TASK DETAILS
From the data that follows, copy every line holding the string "七年级道德与法治".
* begin *
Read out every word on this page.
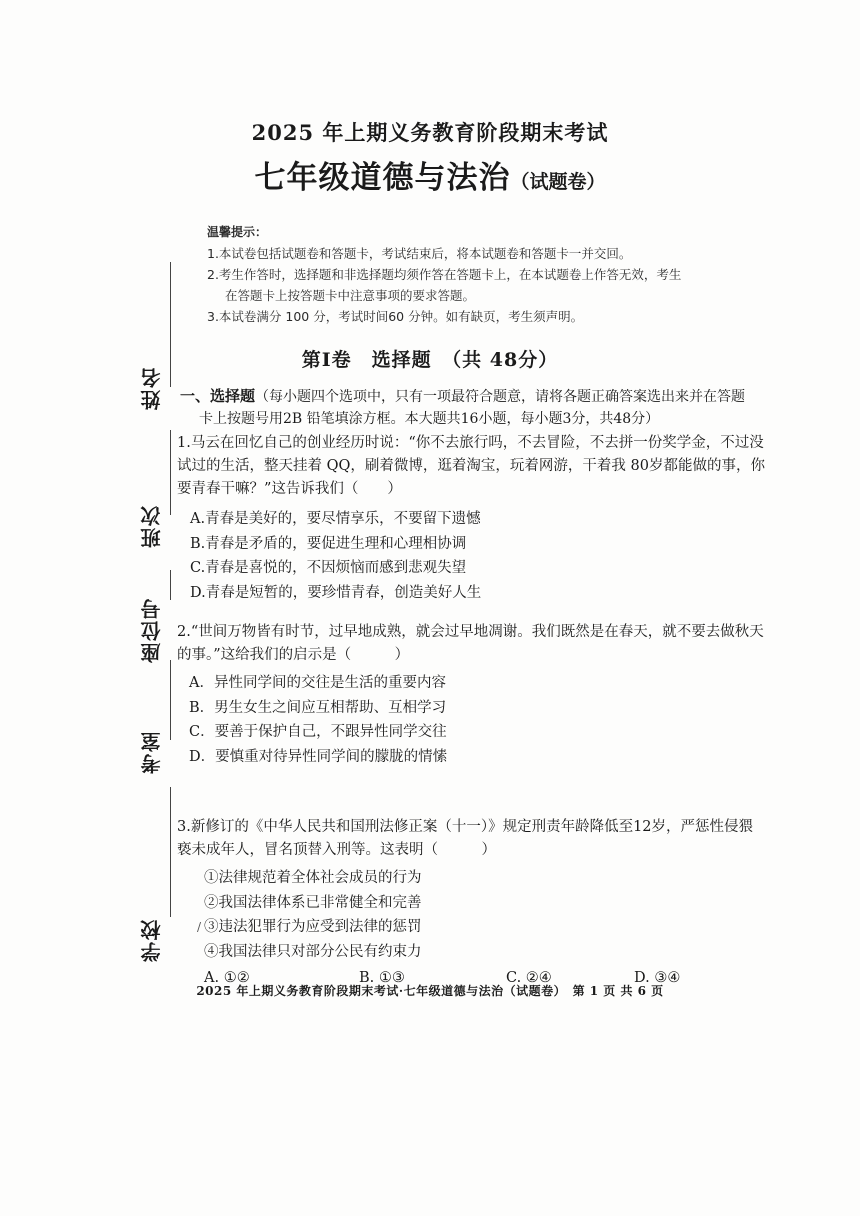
2025 年上期义务教育阶段期末考试
七年级道德与法治（试题卷）
温馨提示：
1.本试卷包括试题卷和答题卡，考试结束后，将本试题卷和答题卡一并交回。
2.考生作答时，选择题和非选择题均须作答在答题卡上，在本试题卷上作答无效，考生
在答题卡上按答题卡中注意事项的要求答题。
3.本试卷满分 100 分，考试时间60 分钟。如有缺页，考生须声明。
第Ⅰ卷　选择题　（共 48分）
一、选择题（每小题四个选项中，只有一项最符合题意，请将各题正确答案选出来并在答题
卡上按题号用2B 铅笔填涂方框。本大题共16小题，每小题3分，共48分）
1.马云在回忆自己的创业经历时说：“你不去旅行吗，不去冒险，不去拼一份奖学金，不过没
试过的生活，整天挂着 QQ，刷着微博，逛着淘宝，玩着网游，干着我 80岁都能做的事，你
要青春干嘛？”这告诉我们（　　）
A.青春是美好的，要尽情享乐，不要留下遗憾
B.青春是矛盾的，要促进生理和心理相协调
C.青春是喜悦的，不因烦恼而感到悲观失望
D.青春是短暂的，要珍惜青春，创造美好人生
2.“世间万物皆有时节，过早地成熟，就会过早地凋谢。我们既然是在春天，就不要去做秋天
的事。”这给我们的启示是（　　　）
A．异性同学间的交往是生活的重要内容
B．男生女生之间应互相帮助、互相学习
C．要善于保护自己，不跟异性同学交往
D．要慎重对待异性同学间的朦胧的情愫
3.新修订的《中华人民共和国刑法修正案（十一）》规定刑责年龄降低至12岁，严惩性侵猥
亵未成年人，冒名顶替入刑等。这表明（　　　）
①法律规范着全体社会成员的行为
②我国法律体系已非常健全和完善
③违法犯罪行为应受到法律的惩罚
④我国法律只对部分公民有约束力
A. ①②	B. ①③	C. ②④	D. ③④
/
2025 年上期义务教育阶段期末考试·七年级道德与法治（试题卷）　第 1 页 共 6 页
姓名
班次
座位号
考室
学校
* end *
OUTPUT FOR THIS TASK
七年级道德与法治（试题卷）
2025 年上期义务教育阶段期末考试·七年级道德与法治（试题卷）　第 1 页 共 6 页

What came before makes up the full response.